▶
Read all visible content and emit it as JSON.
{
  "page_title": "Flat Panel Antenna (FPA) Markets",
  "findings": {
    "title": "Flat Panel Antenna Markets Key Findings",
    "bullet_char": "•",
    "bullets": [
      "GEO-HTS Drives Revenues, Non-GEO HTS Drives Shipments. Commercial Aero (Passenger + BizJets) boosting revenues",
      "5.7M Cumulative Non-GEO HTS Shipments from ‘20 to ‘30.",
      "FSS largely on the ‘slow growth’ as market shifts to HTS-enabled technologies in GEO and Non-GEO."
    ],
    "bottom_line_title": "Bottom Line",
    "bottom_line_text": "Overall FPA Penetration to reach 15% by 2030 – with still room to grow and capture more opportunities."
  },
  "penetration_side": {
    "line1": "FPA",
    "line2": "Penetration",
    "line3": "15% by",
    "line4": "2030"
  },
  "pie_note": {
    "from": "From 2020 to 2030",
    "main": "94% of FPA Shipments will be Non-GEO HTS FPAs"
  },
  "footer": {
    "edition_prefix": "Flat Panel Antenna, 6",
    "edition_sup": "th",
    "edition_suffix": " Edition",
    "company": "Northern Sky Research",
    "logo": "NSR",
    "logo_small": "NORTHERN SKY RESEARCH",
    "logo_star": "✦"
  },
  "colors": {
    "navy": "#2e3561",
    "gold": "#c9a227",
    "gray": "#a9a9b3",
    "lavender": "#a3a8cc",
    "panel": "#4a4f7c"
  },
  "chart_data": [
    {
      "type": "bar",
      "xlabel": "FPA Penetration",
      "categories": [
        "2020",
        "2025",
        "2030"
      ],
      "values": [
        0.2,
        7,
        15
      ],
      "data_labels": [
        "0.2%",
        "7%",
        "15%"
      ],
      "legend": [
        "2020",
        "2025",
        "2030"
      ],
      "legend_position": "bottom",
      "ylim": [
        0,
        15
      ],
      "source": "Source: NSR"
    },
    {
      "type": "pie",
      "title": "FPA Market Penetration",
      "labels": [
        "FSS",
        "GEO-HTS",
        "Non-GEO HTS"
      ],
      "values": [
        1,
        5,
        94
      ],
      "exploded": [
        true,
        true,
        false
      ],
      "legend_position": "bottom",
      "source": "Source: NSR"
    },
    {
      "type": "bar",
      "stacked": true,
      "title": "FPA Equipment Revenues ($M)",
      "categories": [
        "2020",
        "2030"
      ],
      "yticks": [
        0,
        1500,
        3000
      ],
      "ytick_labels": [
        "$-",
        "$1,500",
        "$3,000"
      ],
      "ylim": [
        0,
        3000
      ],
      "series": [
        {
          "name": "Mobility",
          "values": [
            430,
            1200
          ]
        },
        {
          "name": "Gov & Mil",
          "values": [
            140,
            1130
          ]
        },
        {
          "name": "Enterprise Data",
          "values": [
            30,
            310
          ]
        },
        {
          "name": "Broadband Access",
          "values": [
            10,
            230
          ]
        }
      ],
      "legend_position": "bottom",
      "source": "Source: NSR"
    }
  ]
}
◀
**Direction:** Print the whole listing again, exactly.

**Exercise answer:**
Read all visible content and emit it as JSON.
{
  "page_title": "Flat Panel Antenna (FPA) Markets",
  "findings": {
    "title": "Flat Panel Antenna Markets Key Findings",
    "bullet_char": "•",
    "bullets": [
      "GEO-HTS Drives Revenues, Non-GEO HTS Drives Shipments. Commercial Aero (Passenger + BizJets) boosting revenues",
      "5.7M Cumulative Non-GEO HTS Shipments from ‘20 to ‘30.",
      "FSS largely on the ‘slow growth’ as market shifts to HTS-enabled technologies in GEO and Non-GEO."
    ],
    "bottom_line_title": "Bottom Line",
    "bottom_line_text": "Overall FPA Penetration to reach 15% by 2030 – with still room to grow and capture more opportunities."
  },
  "penetration_side": {
    "line1": "FPA",
    "line2": "Penetration",
    "line3": "15% by",
    "line4": "2030"
  },
  "pie_note": {
    "from": "From 2020 to 2030",
    "main": "94% of FPA Shipments will be Non-GEO HTS FPAs"
  },
  "footer": {
    "edition_prefix": "Flat Panel Antenna, 6",
    "edition_sup": "th",
    "edition_suffix": " Edition",
    "company": "Northern Sky Research",
    "logo": "NSR",
    "logo_small": "NORTHERN SKY RESEARCH",
    "logo_star": "✦"
  },
  "colors": {
    "navy": "#2e3561",
    "gold": "#c9a227",
    "gray": "#a9a9b3",
    "lavender": "#a3a8cc",
    "panel": "#4a4f7c"
  },
  "chart_data": [
    {
      "type": "bar",
      "xlabel": "FPA Penetration",
      "categories": [
        "2020",
        "2025",
        "2030"
      ],
      "values": [
        0.2,
        7,
        15
      ],
      "data_labels": [
        "0.2%",
        "7%",
        "15%"
      ],
      "legend": [
        "2020",
        "2025",
        "2030"
      ],
      "legend_position": "bottom",
      "ylim": [
        0,
        15
      ],
      "source": "Source: NSR"
    },
    {
      "type": "pie",
      "title": "FPA Market Penetration",
      "labels": [
        "FSS",
        "GEO-HTS",
        "Non-GEO HTS"
      ],
      "values": [
        1,
        5,
        94
      ],
      "exploded": [
        true,
        true,
        false
      ],
      "legend_position": "bottom",
      "source": "Source: NSR"
    },
    {
      "type": "bar",
      "stacked": true,
      "title": "FPA Equipment Revenues ($M)",
      "categories": [
        "2020",
        "2030"
      ],
      "yticks": [
        0,
        1500,
        3000
      ],
      "ytick_labels": [
        "$-",
        "$1,500",
        "$3,000"
      ],
      "ylim": [
        0,
        3000
      ],
      "series": [
        {
          "name": "Mobility",
          "values": [
            430,
            1200
          ]
        },
        {
          "name": "Gov & Mil",
          "values": [
            140,
            1130
          ]
        },
        {
          "name": "Enterprise Data",
          "values": [
            30,
            310
          ]
        },
        {
          "name": "Broadband Access",
          "values": [
            10,
            230
          ]
        }
      ],
      "legend_position": "bottom",
      "source": "Source: NSR"
    }
  ]
}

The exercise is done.